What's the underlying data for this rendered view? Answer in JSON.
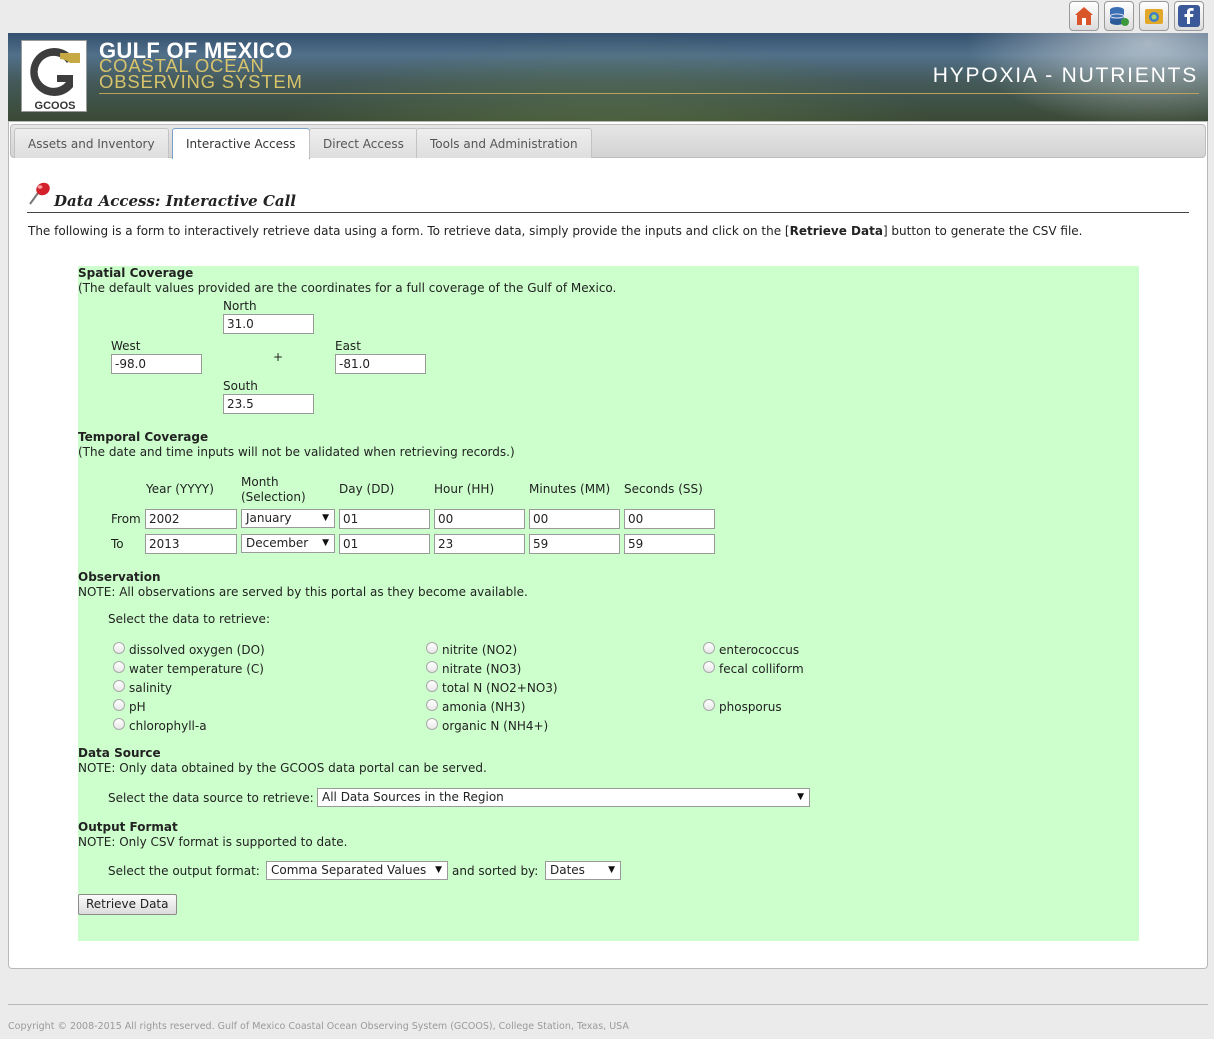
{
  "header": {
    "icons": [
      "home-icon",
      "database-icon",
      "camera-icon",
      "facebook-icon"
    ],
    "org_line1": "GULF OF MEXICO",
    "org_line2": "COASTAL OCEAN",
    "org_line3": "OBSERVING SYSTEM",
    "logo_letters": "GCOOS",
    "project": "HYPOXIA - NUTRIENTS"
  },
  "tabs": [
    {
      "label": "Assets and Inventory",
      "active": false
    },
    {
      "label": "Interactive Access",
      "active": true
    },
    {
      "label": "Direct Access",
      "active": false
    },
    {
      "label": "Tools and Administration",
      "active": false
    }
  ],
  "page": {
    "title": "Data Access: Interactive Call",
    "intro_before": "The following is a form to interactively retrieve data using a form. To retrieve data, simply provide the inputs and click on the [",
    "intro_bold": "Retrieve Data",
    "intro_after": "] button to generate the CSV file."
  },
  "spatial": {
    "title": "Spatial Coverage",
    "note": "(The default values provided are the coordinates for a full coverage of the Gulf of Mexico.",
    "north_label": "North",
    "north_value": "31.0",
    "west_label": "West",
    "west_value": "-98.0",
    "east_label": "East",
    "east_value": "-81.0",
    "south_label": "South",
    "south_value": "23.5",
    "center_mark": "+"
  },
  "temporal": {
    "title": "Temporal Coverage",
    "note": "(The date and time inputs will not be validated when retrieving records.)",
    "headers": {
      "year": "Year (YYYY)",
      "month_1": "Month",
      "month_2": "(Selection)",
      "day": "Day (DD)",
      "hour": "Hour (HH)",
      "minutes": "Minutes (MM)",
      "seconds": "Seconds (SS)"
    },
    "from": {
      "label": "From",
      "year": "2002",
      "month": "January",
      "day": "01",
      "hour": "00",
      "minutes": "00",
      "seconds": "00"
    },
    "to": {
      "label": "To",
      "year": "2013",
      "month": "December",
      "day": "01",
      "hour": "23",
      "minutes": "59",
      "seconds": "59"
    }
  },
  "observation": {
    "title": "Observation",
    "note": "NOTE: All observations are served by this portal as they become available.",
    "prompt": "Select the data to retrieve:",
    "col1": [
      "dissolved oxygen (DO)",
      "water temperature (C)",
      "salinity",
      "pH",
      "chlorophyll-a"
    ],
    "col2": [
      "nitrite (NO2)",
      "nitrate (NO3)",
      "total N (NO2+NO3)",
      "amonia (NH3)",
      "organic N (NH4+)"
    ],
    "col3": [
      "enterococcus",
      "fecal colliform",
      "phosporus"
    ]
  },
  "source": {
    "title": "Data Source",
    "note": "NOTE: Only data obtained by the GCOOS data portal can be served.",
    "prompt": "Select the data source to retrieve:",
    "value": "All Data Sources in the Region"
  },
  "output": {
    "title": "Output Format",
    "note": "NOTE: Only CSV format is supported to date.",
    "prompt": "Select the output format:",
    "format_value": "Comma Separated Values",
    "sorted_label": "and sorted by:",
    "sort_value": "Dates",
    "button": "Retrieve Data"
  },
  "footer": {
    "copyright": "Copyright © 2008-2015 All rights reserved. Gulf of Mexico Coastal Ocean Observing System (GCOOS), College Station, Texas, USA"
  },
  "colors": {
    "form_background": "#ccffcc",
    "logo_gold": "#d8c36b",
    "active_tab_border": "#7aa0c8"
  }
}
══════════════════════════════
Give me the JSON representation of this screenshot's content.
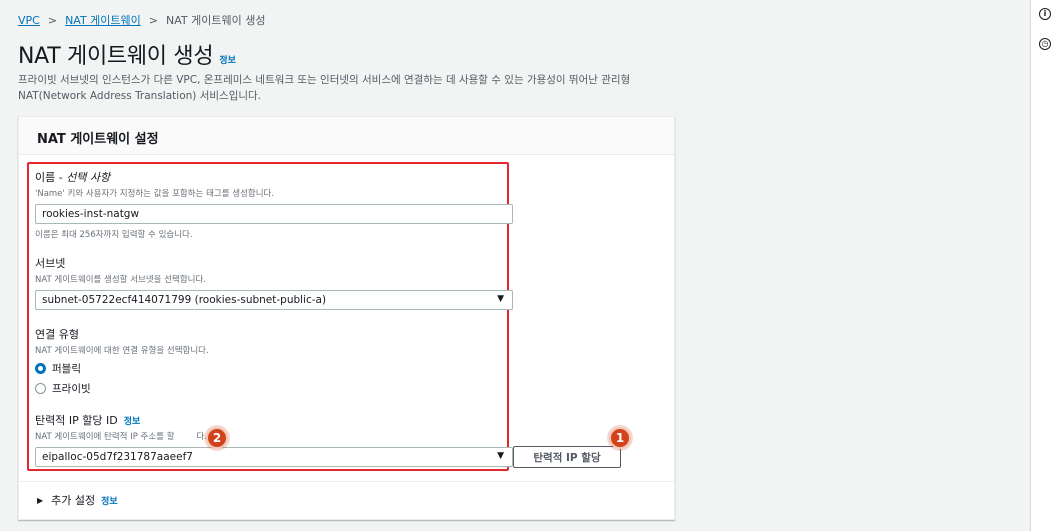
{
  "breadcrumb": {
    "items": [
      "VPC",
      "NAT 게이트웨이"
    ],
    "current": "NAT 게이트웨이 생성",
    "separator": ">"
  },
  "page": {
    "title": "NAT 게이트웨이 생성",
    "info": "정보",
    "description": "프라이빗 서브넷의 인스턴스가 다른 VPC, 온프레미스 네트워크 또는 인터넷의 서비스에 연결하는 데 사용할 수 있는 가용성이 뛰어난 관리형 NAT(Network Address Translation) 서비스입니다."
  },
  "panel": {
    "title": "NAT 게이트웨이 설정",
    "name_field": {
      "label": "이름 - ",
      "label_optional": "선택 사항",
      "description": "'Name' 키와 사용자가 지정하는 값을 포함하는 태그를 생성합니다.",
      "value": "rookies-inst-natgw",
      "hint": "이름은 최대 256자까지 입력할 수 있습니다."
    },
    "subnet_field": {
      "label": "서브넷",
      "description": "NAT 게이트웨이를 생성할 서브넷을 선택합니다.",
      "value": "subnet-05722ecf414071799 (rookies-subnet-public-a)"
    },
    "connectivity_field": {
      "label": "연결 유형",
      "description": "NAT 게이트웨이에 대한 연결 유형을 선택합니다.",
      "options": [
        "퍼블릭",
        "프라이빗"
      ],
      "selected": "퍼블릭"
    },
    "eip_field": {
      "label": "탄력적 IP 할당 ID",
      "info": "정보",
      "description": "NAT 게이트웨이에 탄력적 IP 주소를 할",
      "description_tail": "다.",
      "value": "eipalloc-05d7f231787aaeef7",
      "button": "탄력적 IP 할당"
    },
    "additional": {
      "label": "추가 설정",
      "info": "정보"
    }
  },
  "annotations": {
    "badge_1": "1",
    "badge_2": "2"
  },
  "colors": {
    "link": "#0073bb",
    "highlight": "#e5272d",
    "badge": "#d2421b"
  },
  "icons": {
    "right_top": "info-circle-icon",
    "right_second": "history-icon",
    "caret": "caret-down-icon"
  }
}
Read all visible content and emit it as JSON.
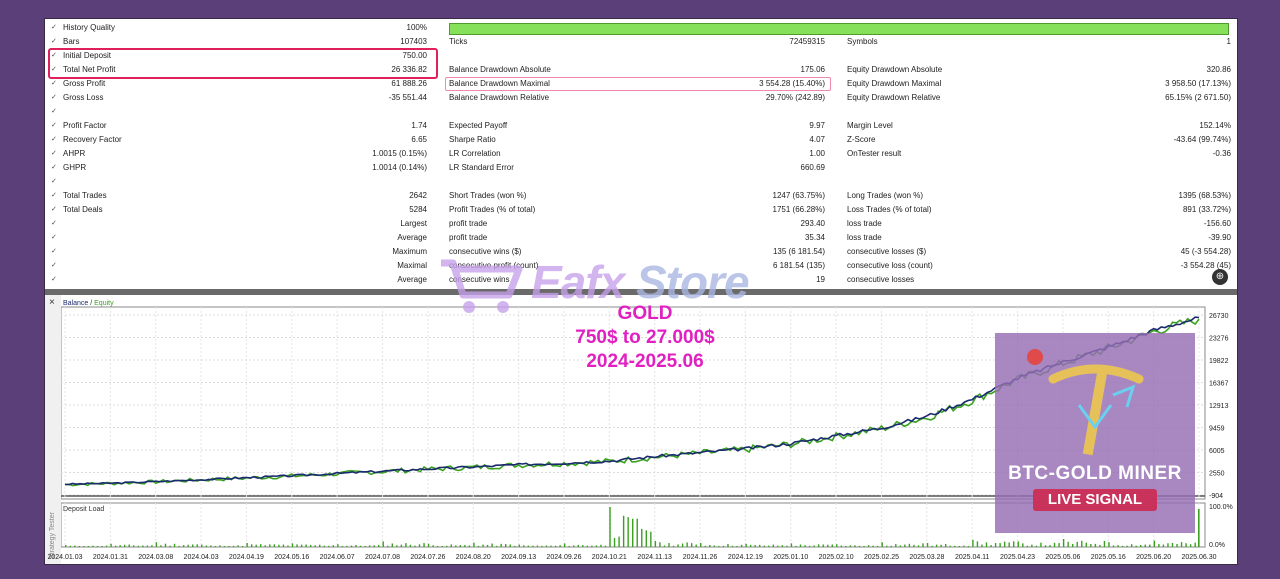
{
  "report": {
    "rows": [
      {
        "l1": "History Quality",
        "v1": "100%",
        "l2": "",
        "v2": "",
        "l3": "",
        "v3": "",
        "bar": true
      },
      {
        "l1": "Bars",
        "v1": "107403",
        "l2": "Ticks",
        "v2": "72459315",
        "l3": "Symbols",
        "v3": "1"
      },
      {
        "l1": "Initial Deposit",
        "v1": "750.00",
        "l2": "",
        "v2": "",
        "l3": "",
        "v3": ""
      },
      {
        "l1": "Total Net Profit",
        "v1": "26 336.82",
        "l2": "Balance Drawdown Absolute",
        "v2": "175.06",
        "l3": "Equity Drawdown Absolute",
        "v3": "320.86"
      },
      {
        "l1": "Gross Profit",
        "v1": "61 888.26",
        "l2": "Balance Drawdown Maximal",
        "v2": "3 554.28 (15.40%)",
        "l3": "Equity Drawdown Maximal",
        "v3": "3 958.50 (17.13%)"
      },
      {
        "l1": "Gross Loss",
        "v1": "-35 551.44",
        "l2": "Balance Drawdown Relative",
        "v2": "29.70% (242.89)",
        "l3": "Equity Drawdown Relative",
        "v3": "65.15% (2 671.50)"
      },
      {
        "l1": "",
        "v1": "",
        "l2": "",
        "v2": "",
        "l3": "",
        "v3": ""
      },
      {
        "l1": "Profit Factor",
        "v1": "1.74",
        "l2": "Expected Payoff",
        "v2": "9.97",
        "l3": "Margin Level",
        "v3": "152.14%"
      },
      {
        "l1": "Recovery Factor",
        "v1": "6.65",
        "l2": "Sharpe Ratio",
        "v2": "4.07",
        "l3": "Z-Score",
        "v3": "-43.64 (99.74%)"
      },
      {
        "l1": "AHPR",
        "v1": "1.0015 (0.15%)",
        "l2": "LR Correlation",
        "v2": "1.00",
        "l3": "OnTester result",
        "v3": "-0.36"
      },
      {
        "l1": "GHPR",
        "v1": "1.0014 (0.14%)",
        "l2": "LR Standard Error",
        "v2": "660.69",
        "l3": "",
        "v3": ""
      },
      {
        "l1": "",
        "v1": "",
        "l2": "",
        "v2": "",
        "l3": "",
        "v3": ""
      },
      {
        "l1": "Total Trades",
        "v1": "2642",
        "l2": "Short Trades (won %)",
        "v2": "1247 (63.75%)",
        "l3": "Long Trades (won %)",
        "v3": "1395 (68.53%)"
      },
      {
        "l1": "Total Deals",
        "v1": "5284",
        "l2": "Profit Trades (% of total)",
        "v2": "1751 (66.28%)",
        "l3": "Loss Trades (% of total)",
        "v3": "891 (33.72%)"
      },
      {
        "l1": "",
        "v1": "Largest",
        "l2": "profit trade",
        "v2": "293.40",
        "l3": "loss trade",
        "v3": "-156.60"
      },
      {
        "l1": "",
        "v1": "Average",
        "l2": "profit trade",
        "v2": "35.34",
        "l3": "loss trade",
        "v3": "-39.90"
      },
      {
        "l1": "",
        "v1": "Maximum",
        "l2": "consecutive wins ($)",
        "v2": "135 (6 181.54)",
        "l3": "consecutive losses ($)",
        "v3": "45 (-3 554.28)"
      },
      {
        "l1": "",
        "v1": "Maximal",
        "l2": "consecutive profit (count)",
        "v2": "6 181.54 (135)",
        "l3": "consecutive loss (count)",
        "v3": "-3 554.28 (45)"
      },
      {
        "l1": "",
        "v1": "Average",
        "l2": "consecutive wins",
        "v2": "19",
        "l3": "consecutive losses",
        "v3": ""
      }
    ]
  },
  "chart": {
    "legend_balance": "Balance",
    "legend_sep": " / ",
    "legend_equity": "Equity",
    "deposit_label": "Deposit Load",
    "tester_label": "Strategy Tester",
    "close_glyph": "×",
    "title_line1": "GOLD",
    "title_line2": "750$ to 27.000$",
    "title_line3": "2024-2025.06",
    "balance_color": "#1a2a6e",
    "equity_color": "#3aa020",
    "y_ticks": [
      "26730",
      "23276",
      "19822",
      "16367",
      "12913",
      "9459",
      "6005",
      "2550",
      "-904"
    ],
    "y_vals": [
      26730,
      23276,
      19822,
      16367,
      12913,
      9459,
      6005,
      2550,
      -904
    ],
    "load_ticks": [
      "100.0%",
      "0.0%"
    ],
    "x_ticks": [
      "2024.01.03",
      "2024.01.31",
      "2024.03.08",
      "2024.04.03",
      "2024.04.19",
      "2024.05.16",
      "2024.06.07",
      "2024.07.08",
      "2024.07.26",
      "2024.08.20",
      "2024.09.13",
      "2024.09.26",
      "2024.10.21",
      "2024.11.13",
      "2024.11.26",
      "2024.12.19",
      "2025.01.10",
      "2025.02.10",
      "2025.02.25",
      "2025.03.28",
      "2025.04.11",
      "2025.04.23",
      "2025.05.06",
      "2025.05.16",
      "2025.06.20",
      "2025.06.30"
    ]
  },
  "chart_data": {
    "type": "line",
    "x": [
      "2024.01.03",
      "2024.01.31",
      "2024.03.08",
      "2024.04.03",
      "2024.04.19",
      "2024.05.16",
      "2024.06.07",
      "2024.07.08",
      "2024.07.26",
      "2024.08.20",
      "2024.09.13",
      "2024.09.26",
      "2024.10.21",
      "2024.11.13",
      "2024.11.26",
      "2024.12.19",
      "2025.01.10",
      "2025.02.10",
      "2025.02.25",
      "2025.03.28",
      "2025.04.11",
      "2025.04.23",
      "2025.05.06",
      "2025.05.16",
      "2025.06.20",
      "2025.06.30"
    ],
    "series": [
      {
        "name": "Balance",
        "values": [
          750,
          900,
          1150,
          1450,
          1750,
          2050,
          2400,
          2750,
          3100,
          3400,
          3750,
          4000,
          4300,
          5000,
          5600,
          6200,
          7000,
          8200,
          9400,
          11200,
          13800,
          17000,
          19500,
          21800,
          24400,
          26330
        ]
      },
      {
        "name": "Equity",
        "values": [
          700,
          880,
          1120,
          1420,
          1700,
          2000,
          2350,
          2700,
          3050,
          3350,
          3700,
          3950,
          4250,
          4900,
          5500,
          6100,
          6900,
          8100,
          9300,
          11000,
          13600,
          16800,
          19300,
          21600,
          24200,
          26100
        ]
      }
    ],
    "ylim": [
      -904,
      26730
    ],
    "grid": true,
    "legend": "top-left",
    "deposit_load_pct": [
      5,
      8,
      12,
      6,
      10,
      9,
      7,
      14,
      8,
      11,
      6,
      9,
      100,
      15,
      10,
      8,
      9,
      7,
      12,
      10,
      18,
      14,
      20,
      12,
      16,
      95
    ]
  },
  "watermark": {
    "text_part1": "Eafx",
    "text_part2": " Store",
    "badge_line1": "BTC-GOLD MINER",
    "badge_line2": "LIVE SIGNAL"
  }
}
══════════════════════════════
### THE EXERCISE
Check each line of the entries for the string "prompt". Copy the lines that have it.

### EXERCISE RESPONSE
    "prompt": "Select the data to retrieve:",
    "prompt": "Select the data source to retrieve:",
    "prompt": "Select the output format:",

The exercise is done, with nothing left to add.